Please pull out every line that includes the string "name".

[Extracts from a graphics dataset]

— BEGIN —

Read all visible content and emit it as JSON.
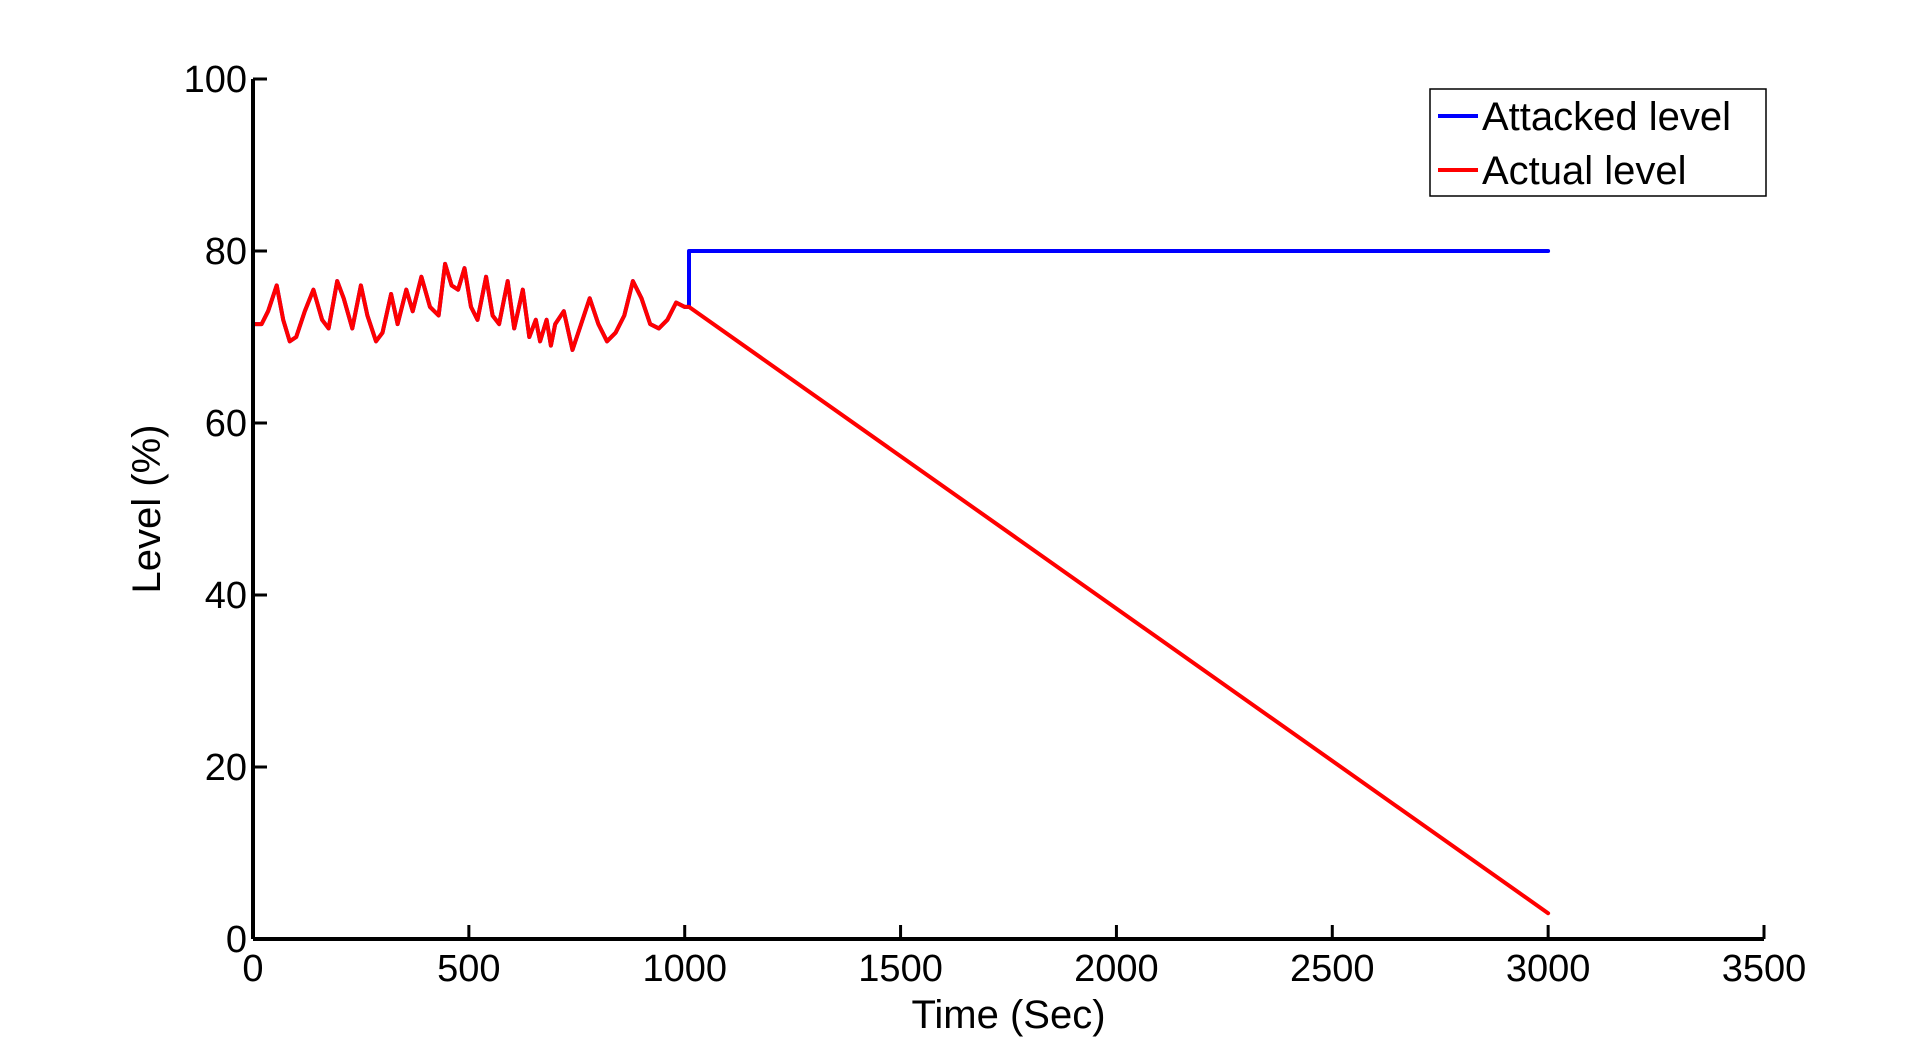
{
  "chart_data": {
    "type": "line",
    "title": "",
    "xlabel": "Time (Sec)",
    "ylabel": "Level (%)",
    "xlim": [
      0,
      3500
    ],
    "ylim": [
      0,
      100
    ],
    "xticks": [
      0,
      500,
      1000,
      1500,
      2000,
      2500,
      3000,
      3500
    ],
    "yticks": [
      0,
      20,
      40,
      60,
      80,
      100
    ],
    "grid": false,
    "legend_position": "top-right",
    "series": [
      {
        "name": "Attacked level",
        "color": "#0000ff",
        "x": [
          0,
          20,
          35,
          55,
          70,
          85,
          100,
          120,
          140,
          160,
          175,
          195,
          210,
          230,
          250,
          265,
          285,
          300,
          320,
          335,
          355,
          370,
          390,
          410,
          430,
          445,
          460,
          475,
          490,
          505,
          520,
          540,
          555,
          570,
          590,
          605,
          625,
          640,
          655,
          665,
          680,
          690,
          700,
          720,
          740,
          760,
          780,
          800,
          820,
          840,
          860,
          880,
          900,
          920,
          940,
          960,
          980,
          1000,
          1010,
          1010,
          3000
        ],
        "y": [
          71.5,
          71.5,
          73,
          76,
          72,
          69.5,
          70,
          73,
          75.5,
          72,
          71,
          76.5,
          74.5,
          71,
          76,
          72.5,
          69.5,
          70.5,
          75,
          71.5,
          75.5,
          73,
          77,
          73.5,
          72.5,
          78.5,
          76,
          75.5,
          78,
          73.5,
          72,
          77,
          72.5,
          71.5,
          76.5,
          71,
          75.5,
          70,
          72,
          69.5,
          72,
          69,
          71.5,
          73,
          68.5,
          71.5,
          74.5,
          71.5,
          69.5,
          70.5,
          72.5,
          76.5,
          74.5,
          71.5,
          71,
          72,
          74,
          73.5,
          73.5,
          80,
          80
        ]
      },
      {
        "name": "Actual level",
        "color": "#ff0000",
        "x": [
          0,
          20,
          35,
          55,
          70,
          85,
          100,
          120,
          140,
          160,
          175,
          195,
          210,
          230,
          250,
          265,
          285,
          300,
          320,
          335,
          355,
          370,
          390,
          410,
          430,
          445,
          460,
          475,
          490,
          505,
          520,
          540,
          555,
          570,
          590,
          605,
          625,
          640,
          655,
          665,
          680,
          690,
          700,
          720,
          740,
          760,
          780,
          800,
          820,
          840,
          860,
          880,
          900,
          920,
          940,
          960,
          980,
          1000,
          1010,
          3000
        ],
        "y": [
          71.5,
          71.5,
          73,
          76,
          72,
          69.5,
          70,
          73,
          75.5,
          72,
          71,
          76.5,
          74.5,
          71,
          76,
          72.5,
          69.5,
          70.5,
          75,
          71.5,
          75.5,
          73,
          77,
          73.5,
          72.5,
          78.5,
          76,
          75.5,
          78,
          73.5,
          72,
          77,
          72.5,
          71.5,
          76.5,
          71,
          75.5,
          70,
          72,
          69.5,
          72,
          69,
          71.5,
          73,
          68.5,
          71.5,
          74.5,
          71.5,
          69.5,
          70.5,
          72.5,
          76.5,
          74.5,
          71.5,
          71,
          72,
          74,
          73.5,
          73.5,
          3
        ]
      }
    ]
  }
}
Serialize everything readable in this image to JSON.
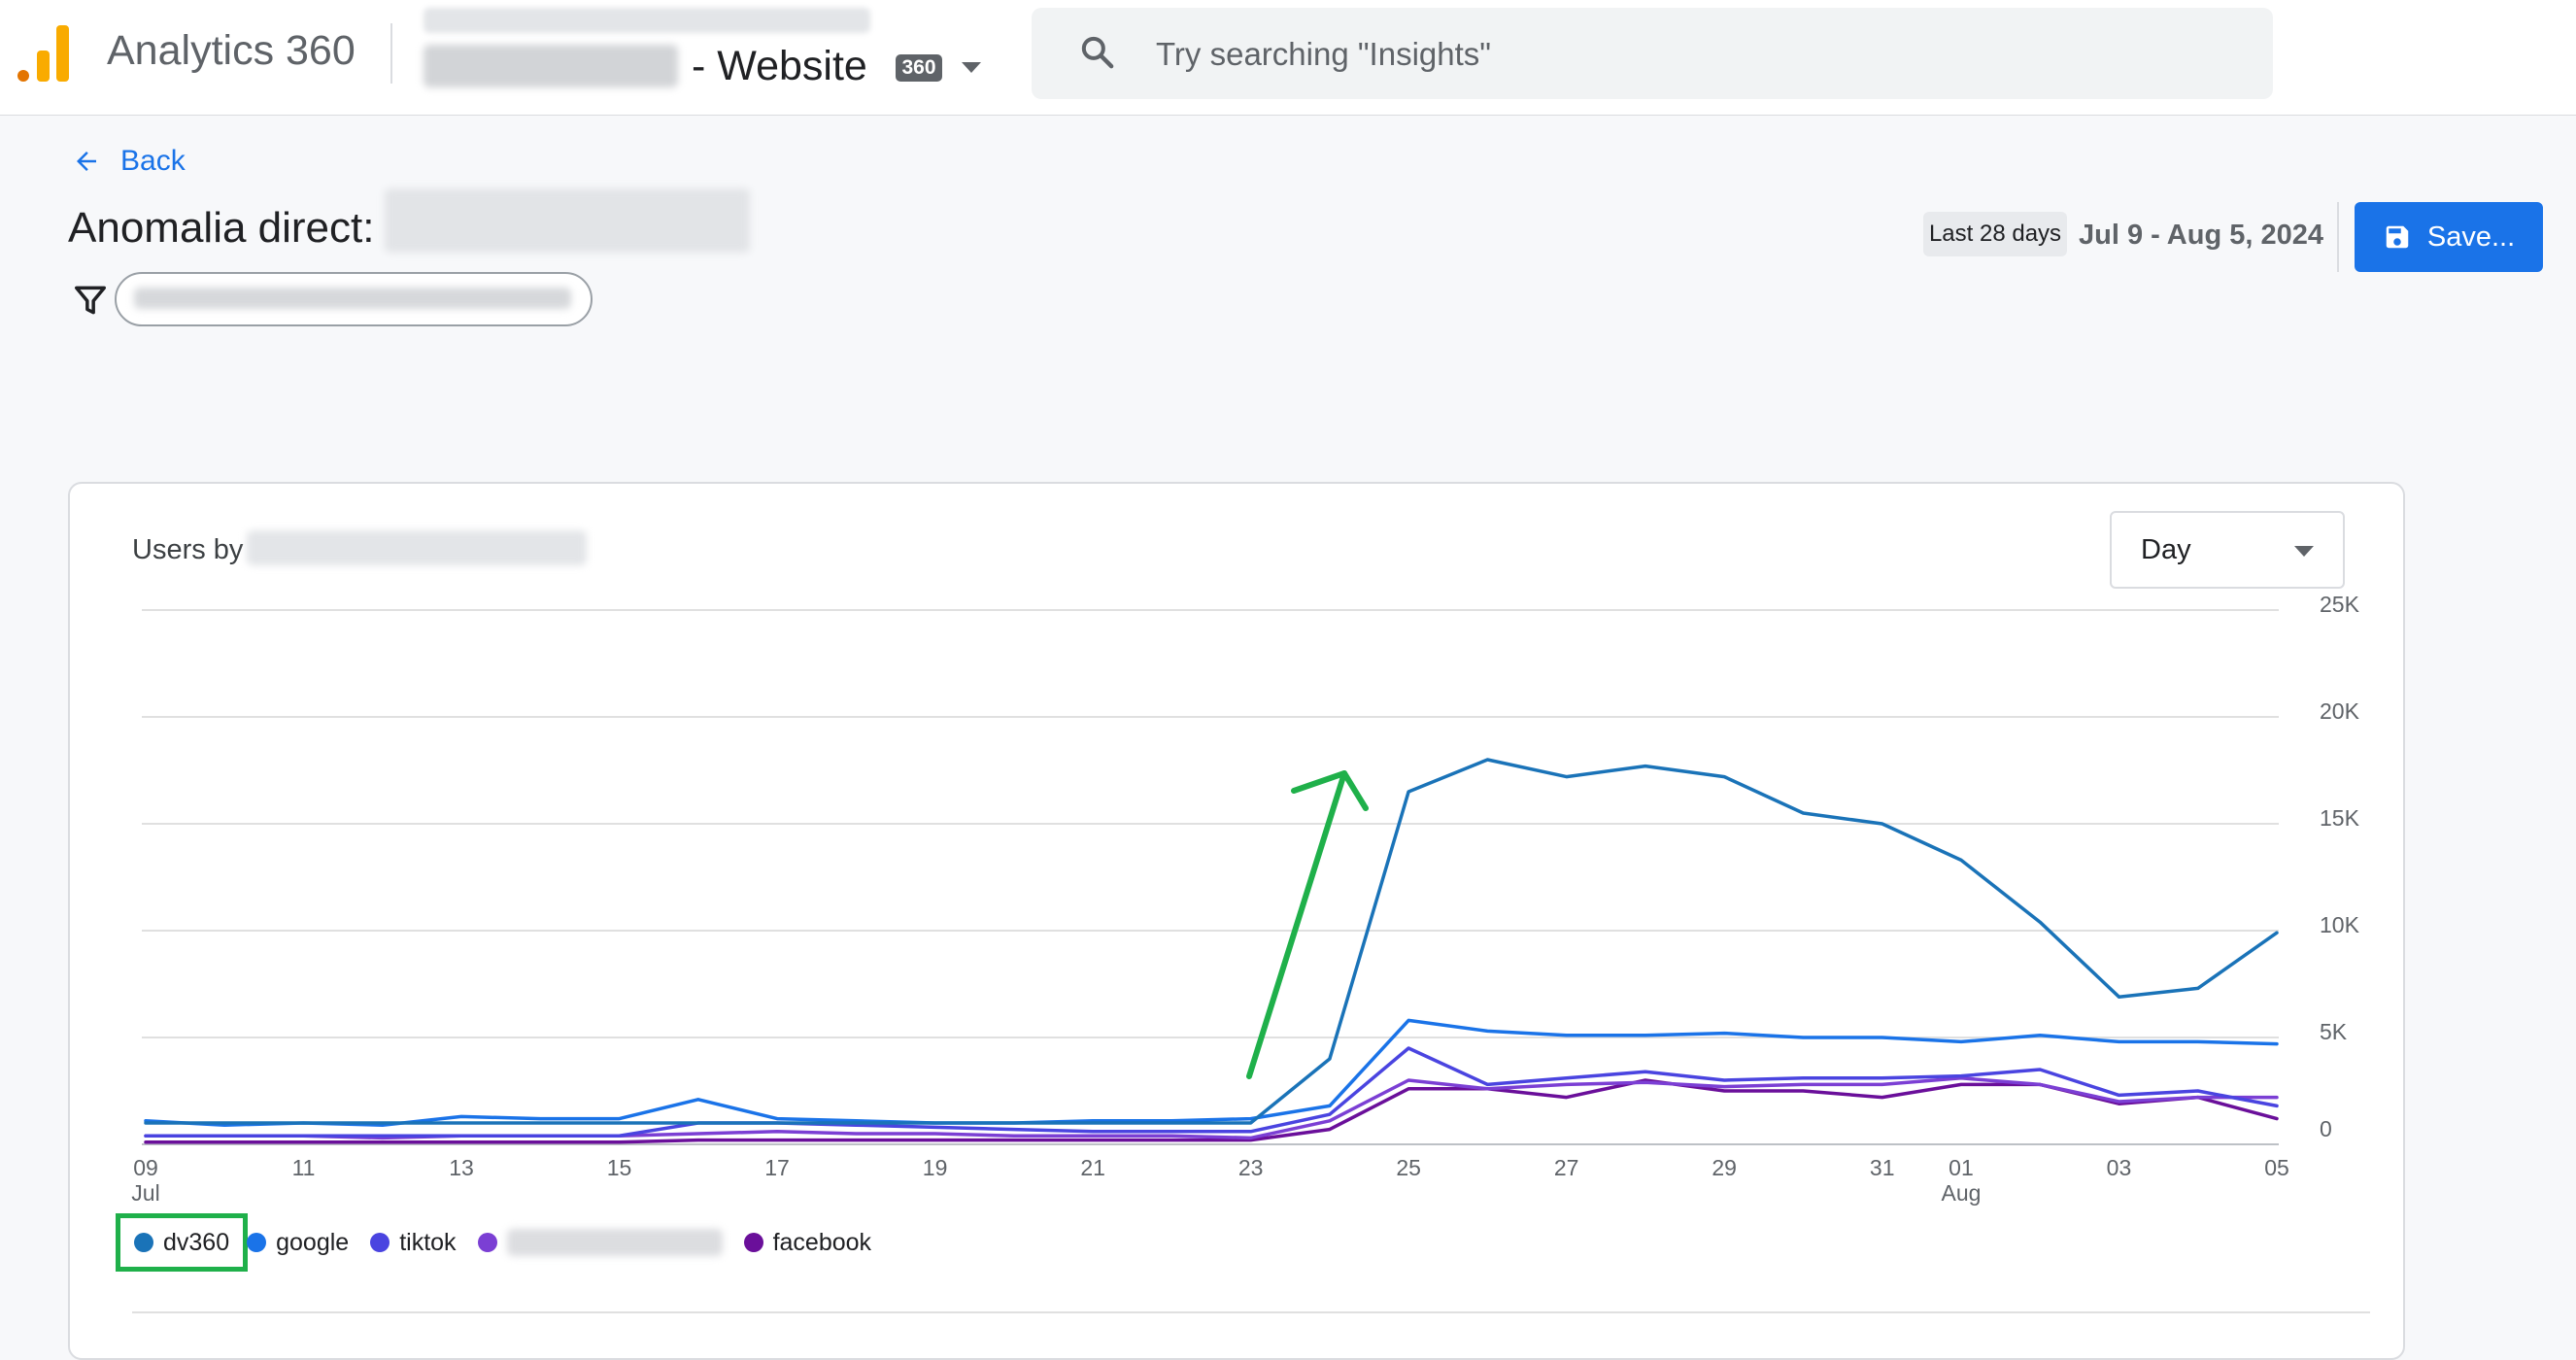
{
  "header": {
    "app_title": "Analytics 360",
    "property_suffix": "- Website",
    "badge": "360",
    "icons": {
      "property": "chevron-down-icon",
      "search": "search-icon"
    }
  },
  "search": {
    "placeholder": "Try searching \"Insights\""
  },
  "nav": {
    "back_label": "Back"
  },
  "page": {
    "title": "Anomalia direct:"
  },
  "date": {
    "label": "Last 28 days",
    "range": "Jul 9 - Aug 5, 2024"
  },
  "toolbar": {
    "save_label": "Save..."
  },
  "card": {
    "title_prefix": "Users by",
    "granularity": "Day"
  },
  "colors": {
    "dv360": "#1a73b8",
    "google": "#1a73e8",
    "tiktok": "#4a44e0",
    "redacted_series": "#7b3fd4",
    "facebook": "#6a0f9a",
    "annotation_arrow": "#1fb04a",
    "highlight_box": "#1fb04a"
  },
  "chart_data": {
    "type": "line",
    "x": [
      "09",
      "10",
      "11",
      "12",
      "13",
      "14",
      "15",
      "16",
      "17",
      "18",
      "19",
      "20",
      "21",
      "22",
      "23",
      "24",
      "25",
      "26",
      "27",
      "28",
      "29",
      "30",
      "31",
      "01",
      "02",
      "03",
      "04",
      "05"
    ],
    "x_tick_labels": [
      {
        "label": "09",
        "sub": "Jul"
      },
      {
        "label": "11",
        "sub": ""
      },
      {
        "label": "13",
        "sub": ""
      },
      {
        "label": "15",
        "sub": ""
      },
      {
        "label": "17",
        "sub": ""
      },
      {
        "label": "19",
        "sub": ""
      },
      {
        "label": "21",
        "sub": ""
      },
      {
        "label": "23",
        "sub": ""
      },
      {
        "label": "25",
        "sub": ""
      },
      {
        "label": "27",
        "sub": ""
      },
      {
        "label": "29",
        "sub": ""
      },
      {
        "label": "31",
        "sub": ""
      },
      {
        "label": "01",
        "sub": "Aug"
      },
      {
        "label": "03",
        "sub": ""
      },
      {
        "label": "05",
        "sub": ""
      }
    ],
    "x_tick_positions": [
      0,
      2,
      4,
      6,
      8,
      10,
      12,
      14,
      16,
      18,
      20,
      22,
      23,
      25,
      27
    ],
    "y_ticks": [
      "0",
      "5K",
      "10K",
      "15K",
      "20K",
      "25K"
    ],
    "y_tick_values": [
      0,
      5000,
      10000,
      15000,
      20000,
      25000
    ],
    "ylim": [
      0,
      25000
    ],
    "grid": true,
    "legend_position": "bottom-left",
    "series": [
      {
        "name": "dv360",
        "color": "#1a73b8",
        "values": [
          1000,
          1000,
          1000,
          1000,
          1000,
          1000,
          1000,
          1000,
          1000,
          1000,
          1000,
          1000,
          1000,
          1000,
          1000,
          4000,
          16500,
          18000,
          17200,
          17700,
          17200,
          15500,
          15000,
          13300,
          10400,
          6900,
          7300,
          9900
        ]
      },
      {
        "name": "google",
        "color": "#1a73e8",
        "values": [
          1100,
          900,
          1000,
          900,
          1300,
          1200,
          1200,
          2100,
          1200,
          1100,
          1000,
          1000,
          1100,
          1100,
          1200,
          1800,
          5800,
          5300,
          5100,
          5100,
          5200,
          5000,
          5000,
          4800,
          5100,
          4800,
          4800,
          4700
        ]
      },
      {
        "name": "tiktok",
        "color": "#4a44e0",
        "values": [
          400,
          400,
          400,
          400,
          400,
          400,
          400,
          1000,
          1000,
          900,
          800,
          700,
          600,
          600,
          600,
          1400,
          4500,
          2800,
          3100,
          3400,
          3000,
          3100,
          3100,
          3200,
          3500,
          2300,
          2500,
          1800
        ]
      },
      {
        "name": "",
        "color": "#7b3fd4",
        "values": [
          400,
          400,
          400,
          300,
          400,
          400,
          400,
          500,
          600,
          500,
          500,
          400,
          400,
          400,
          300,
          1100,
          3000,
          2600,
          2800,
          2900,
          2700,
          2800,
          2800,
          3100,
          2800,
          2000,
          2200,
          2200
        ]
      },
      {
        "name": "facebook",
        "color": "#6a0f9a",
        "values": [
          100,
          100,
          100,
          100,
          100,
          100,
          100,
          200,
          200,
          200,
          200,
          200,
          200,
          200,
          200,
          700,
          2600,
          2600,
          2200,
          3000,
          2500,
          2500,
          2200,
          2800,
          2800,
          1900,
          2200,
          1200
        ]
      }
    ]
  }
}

— END —

» COMPLETE OUTPUT
        "name": "Attacked level",
        "name": "Actual level",
        "name": "dv360",
        "name": "google",
        "name": "tiktok",
        "name": "",
        "name": "facebook",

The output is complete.